§ **Exercise directions**:
Only lines holding the word "structured" should be copied from the material.

Records that describe figures:
☆ ☆ ☆ ☆ ☆

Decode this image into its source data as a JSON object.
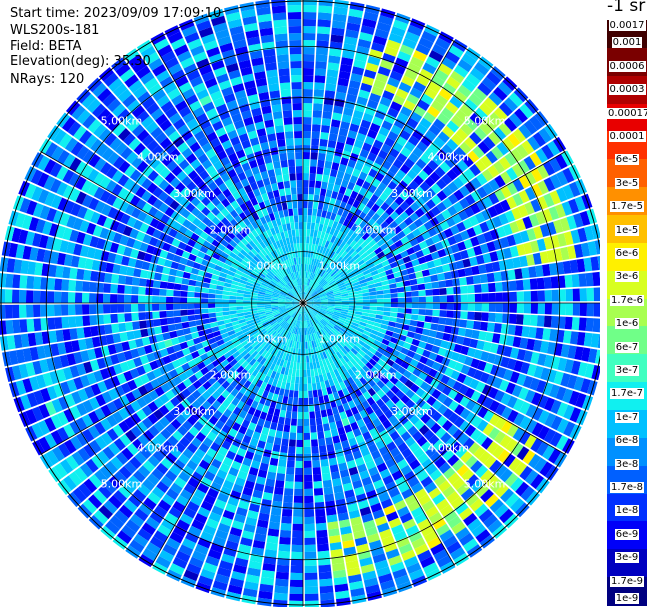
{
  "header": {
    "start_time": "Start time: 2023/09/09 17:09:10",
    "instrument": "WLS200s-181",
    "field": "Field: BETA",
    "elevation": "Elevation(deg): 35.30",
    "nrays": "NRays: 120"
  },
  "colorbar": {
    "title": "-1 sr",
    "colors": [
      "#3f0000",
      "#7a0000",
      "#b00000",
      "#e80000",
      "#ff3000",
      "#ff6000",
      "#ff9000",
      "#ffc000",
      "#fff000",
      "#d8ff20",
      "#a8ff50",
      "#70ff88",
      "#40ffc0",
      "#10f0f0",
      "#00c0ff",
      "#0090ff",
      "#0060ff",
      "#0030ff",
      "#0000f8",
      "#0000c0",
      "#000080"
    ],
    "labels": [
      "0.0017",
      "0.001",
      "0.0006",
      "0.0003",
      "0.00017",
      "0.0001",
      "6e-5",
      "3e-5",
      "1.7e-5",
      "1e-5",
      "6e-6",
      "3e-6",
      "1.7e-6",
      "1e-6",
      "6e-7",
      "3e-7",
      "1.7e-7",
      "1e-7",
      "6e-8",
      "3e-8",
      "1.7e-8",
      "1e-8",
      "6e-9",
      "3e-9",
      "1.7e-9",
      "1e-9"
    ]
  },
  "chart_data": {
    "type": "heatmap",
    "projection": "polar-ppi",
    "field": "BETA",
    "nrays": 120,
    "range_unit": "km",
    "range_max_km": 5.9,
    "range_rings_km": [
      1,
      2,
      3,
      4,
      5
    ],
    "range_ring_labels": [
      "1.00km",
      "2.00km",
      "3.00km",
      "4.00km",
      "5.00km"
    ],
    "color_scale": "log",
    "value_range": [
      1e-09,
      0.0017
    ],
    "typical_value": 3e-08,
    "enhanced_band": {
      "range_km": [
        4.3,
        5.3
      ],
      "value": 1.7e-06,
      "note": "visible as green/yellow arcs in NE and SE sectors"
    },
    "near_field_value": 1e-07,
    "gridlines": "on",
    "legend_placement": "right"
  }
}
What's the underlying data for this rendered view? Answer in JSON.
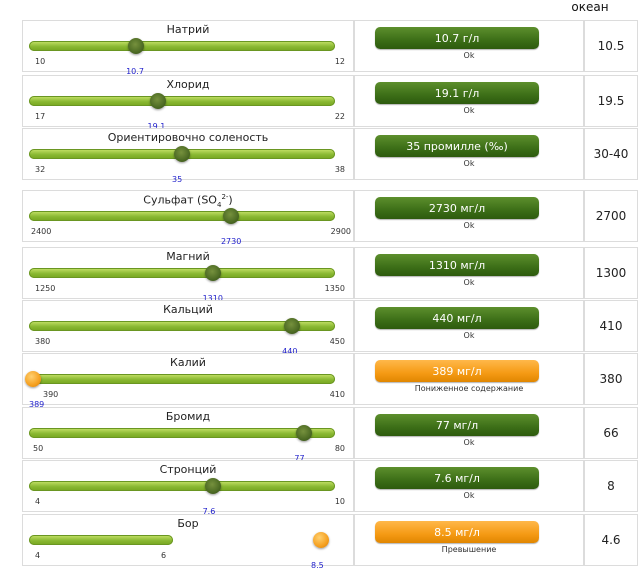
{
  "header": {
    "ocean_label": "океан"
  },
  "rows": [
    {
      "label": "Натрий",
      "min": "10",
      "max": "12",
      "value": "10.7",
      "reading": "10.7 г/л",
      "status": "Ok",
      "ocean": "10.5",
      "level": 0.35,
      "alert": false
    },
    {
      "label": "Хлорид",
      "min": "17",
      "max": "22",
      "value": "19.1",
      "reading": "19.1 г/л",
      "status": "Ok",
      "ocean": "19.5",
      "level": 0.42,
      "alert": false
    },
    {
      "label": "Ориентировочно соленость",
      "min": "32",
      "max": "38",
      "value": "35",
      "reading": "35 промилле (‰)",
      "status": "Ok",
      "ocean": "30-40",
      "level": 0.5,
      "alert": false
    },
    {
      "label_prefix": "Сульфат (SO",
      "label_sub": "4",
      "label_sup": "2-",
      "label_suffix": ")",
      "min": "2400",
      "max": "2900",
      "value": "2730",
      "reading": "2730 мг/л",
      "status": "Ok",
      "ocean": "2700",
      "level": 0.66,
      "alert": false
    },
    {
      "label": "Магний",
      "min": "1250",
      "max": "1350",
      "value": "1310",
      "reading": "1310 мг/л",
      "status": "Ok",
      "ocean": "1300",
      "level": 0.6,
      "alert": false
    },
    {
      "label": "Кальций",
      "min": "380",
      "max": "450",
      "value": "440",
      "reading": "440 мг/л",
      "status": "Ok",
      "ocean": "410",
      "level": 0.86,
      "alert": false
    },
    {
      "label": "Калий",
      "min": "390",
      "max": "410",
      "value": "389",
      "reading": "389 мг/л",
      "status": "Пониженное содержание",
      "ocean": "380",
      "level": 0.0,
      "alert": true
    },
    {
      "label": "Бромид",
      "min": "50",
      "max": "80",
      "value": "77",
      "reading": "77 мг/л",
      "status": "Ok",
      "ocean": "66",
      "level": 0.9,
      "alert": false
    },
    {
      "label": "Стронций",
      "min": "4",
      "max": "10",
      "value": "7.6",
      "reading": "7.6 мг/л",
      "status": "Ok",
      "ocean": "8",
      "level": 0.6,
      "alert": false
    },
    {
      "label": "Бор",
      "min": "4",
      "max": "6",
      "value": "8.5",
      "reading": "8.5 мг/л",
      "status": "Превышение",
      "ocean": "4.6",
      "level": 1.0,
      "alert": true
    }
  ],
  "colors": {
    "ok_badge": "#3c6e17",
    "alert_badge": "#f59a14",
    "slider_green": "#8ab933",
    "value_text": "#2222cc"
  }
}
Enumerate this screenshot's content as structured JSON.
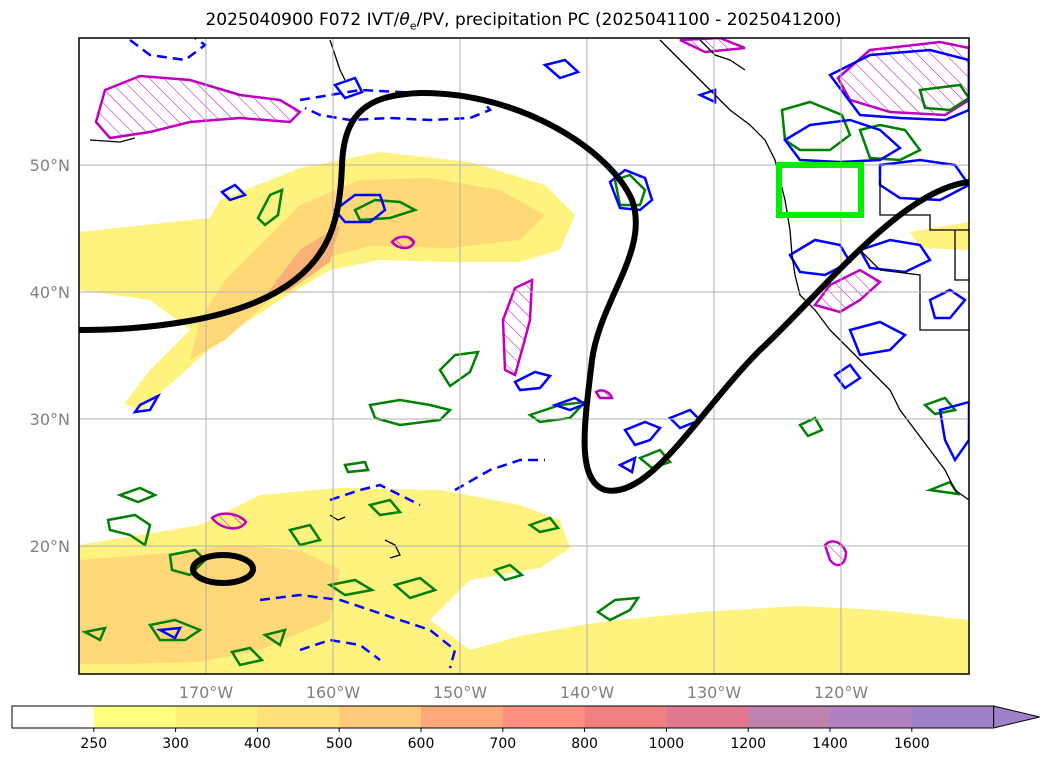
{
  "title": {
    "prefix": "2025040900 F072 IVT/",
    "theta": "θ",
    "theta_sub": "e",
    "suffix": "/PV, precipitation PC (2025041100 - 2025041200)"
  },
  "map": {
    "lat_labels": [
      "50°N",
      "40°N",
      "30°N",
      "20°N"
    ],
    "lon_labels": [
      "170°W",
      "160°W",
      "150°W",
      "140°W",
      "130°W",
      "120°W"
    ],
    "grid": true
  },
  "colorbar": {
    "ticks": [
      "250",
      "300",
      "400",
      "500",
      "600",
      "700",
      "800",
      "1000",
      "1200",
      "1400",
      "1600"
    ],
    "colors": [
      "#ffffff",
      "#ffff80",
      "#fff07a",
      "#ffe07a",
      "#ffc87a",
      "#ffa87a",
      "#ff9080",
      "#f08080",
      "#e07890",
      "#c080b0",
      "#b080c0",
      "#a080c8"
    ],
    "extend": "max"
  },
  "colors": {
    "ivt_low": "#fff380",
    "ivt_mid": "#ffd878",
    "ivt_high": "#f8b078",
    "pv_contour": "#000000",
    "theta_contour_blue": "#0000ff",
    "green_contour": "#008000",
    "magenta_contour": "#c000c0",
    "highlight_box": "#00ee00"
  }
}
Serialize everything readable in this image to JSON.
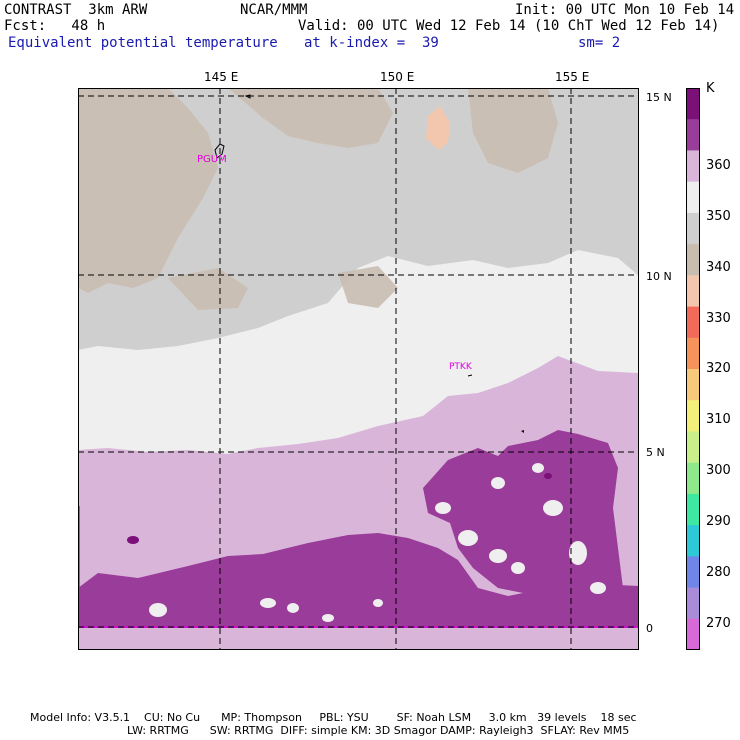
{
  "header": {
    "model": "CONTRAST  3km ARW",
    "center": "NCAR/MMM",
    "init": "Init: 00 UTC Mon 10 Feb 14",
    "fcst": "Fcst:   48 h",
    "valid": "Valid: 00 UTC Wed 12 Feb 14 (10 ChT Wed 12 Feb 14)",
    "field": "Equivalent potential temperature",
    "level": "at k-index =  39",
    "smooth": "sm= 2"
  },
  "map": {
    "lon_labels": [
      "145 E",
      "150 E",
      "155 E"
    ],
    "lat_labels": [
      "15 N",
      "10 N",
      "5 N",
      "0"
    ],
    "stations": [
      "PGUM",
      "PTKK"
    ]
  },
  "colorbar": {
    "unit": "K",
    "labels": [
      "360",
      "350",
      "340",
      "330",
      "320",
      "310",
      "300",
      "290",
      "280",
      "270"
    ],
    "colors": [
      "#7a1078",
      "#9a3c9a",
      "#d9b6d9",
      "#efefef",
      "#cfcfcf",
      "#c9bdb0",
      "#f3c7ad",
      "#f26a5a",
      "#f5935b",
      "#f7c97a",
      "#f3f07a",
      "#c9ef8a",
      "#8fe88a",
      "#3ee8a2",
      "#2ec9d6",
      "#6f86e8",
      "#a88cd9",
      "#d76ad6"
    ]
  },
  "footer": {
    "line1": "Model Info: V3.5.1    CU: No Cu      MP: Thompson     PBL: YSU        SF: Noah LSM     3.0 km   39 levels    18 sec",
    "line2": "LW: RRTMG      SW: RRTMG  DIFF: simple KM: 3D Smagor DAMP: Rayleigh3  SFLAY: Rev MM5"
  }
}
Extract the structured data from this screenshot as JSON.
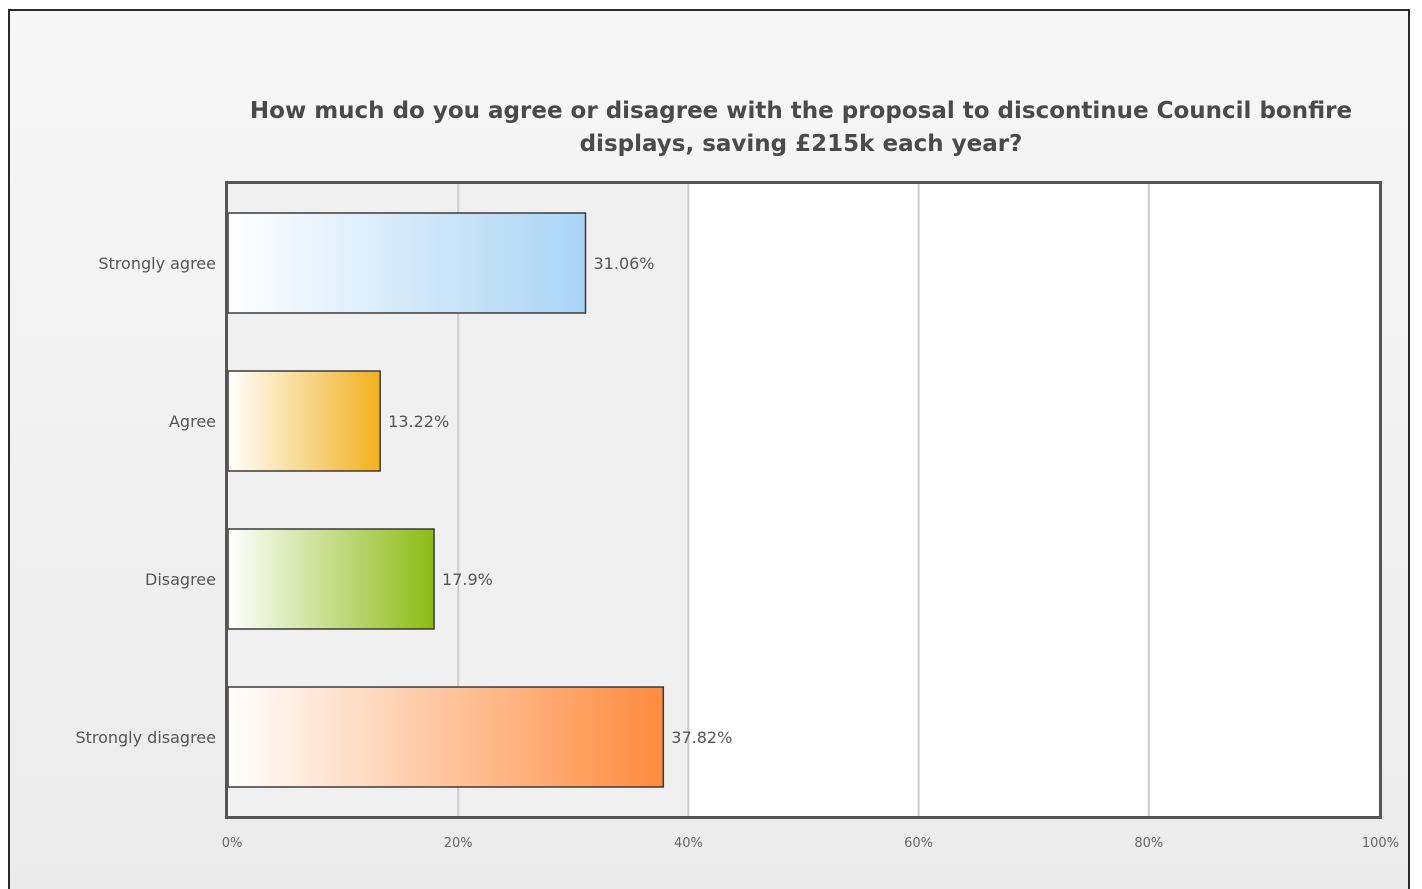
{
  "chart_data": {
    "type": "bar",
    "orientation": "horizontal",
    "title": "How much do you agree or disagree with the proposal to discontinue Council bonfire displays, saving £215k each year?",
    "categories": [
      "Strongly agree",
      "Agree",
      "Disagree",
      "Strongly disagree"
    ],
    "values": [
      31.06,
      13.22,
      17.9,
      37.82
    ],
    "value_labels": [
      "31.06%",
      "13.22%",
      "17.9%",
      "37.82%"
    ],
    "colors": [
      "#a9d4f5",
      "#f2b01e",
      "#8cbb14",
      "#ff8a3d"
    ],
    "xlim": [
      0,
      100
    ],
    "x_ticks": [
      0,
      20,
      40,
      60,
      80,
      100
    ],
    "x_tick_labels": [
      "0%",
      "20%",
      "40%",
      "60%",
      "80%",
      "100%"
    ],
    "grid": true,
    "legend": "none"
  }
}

☆ ☆ ☆ ☆ ☆

§ **Full solution**:
Enumerate this screenshot's content as structured JSON.
Extract the structured data from this screenshot as JSON.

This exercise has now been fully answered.